Data to process »
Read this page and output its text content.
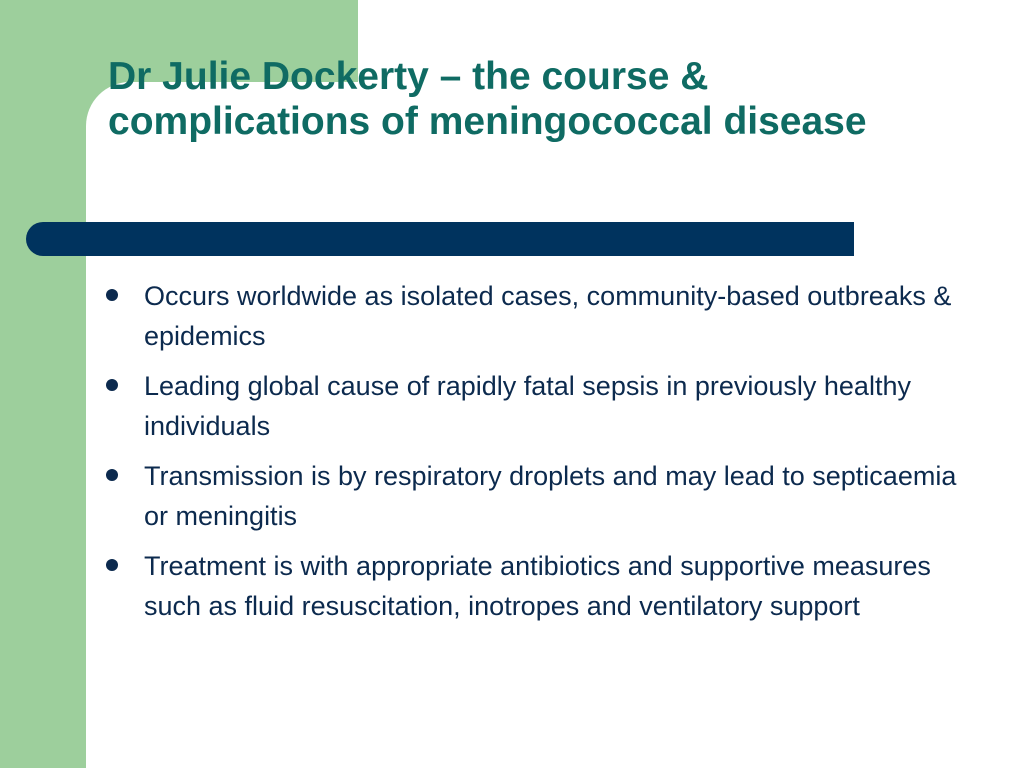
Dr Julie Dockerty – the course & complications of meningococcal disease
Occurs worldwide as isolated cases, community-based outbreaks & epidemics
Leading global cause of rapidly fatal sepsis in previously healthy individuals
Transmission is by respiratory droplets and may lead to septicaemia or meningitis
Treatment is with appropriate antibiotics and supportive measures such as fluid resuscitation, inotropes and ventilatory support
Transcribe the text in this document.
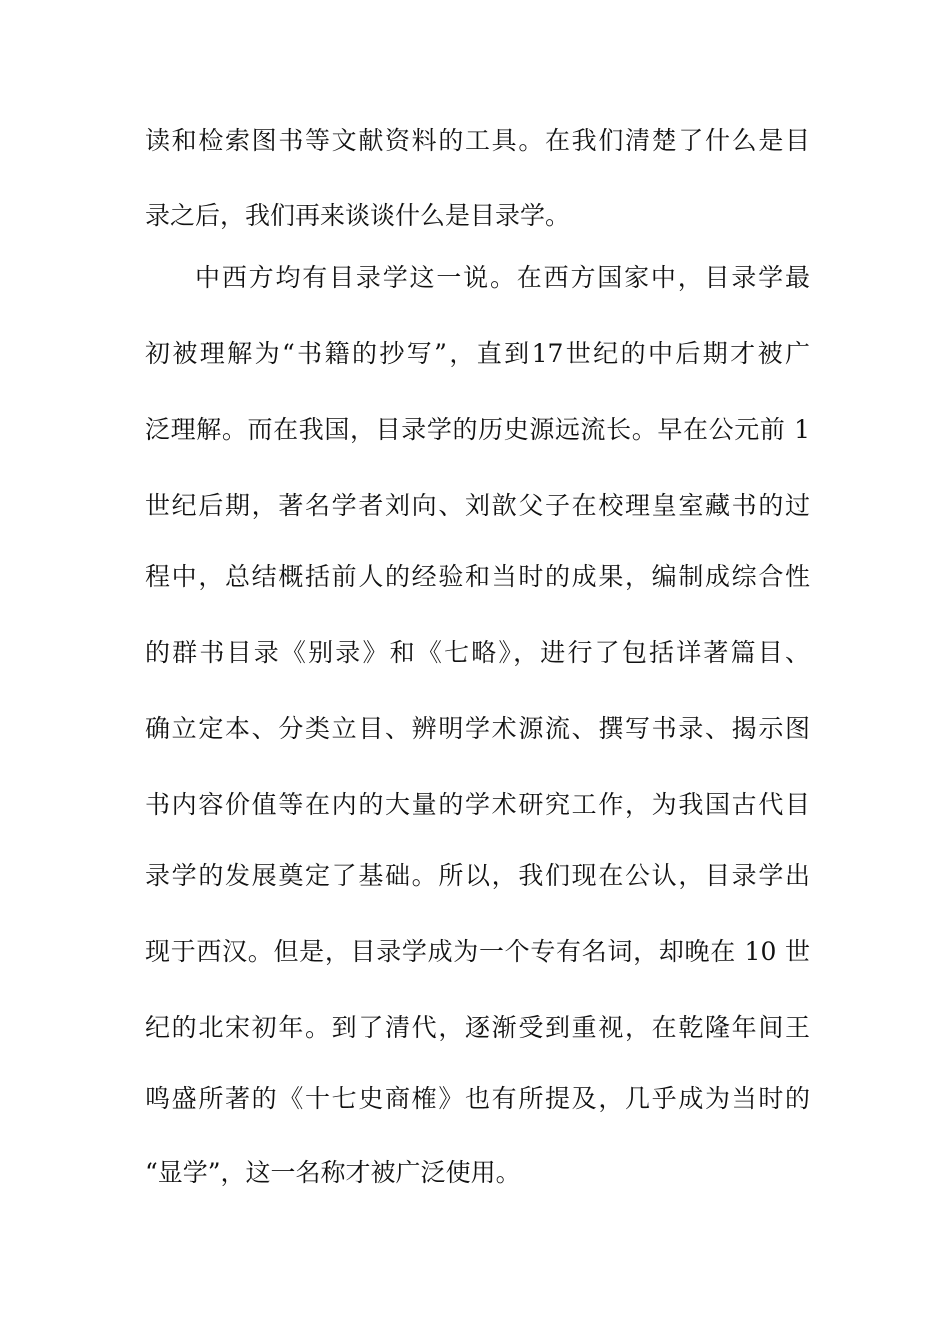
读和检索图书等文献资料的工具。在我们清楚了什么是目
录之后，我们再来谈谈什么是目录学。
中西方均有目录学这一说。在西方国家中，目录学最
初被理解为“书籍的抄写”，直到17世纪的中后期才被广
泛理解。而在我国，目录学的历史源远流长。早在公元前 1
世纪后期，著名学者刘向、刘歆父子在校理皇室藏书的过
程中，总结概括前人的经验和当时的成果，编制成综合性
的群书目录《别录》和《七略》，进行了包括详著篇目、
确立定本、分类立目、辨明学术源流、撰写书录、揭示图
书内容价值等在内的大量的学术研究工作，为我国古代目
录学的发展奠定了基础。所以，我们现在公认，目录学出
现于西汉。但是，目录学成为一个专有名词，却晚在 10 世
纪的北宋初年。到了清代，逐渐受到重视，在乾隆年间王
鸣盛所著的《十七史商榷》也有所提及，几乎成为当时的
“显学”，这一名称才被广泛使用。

The request » Gather all lines from the records above in which "this" appears.

Full solution »
Read this page and output its text content.
Transcribe the text in this document.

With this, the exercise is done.